**Given entries**.
╔══
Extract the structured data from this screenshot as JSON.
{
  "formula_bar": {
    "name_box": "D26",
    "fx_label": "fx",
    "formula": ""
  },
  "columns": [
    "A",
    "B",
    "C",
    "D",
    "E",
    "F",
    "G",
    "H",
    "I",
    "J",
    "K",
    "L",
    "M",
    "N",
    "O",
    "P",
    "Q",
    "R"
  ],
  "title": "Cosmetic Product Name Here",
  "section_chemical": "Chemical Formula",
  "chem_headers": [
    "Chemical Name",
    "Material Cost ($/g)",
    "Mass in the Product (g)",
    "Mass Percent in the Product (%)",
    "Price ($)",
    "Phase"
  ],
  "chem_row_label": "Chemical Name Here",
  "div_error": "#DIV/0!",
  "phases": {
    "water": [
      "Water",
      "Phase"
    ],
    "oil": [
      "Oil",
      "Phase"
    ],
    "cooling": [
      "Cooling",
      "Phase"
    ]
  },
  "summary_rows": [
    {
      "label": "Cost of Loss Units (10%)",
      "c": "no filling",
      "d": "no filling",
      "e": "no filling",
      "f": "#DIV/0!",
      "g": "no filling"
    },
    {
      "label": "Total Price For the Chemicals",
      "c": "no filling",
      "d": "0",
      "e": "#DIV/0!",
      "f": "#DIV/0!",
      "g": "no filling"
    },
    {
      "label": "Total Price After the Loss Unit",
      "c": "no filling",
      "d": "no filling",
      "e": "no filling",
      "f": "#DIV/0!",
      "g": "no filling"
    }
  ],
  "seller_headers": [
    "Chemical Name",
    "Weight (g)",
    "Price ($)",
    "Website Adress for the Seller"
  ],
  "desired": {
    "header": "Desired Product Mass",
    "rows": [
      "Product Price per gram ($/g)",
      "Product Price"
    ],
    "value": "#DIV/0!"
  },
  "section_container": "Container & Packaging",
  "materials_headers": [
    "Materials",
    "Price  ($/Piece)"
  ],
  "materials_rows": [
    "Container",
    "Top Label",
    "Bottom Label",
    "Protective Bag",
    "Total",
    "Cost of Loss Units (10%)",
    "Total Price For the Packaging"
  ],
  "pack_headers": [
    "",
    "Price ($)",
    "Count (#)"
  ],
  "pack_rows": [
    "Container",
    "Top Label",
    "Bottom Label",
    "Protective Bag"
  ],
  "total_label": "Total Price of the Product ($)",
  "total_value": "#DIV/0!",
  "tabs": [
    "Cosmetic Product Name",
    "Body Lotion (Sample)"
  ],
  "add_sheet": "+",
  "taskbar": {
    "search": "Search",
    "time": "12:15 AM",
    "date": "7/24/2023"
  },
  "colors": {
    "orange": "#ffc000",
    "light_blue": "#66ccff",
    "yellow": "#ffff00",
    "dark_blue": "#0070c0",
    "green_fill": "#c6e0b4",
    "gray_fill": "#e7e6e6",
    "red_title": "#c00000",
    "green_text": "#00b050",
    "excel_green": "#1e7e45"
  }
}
╚══
Every record shown above must be echoed exactly.

**Result below**.
Extract the structured data from this screenshot as JSON.
{
  "formula_bar": {
    "name_box": "D26",
    "fx_label": "fx",
    "formula": ""
  },
  "columns": [
    "A",
    "B",
    "C",
    "D",
    "E",
    "F",
    "G",
    "H",
    "I",
    "J",
    "K",
    "L",
    "M",
    "N",
    "O",
    "P",
    "Q",
    "R"
  ],
  "title": "Cosmetic Product Name Here",
  "section_chemical": "Chemical Formula",
  "chem_headers": [
    "Chemical Name",
    "Material Cost ($/g)",
    "Mass in the Product (g)",
    "Mass Percent in the Product (%)",
    "Price ($)",
    "Phase"
  ],
  "chem_row_label": "Chemical Name Here",
  "div_error": "#DIV/0!",
  "phases": {
    "water": [
      "Water",
      "Phase"
    ],
    "oil": [
      "Oil",
      "Phase"
    ],
    "cooling": [
      "Cooling",
      "Phase"
    ]
  },
  "summary_rows": [
    {
      "label": "Cost of Loss Units (10%)",
      "c": "no filling",
      "d": "no filling",
      "e": "no filling",
      "f": "#DIV/0!",
      "g": "no filling"
    },
    {
      "label": "Total Price For the Chemicals",
      "c": "no filling",
      "d": "0",
      "e": "#DIV/0!",
      "f": "#DIV/0!",
      "g": "no filling"
    },
    {
      "label": "Total Price After the Loss Unit",
      "c": "no filling",
      "d": "no filling",
      "e": "no filling",
      "f": "#DIV/0!",
      "g": "no filling"
    }
  ],
  "seller_headers": [
    "Chemical Name",
    "Weight (g)",
    "Price ($)",
    "Website Adress for the Seller"
  ],
  "desired": {
    "header": "Desired Product Mass",
    "rows": [
      "Product Price per gram ($/g)",
      "Product Price"
    ],
    "value": "#DIV/0!"
  },
  "section_container": "Container & Packaging",
  "materials_headers": [
    "Materials",
    "Price  ($/Piece)"
  ],
  "materials_rows": [
    "Container",
    "Top Label",
    "Bottom Label",
    "Protective Bag",
    "Total",
    "Cost of Loss Units (10%)",
    "Total Price For the Packaging"
  ],
  "pack_headers": [
    "",
    "Price ($)",
    "Count (#)"
  ],
  "pack_rows": [
    "Container",
    "Top Label",
    "Bottom Label",
    "Protective Bag"
  ],
  "total_label": "Total Price of the Product ($)",
  "total_value": "#DIV/0!",
  "tabs": [
    "Cosmetic Product Name",
    "Body Lotion (Sample)"
  ],
  "add_sheet": "+",
  "taskbar": {
    "search": "Search",
    "time": "12:15 AM",
    "date": "7/24/2023"
  },
  "colors": {
    "orange": "#ffc000",
    "light_blue": "#66ccff",
    "yellow": "#ffff00",
    "dark_blue": "#0070c0",
    "green_fill": "#c6e0b4",
    "gray_fill": "#e7e6e6",
    "red_title": "#c00000",
    "green_text": "#00b050",
    "excel_green": "#1e7e45"
  }
}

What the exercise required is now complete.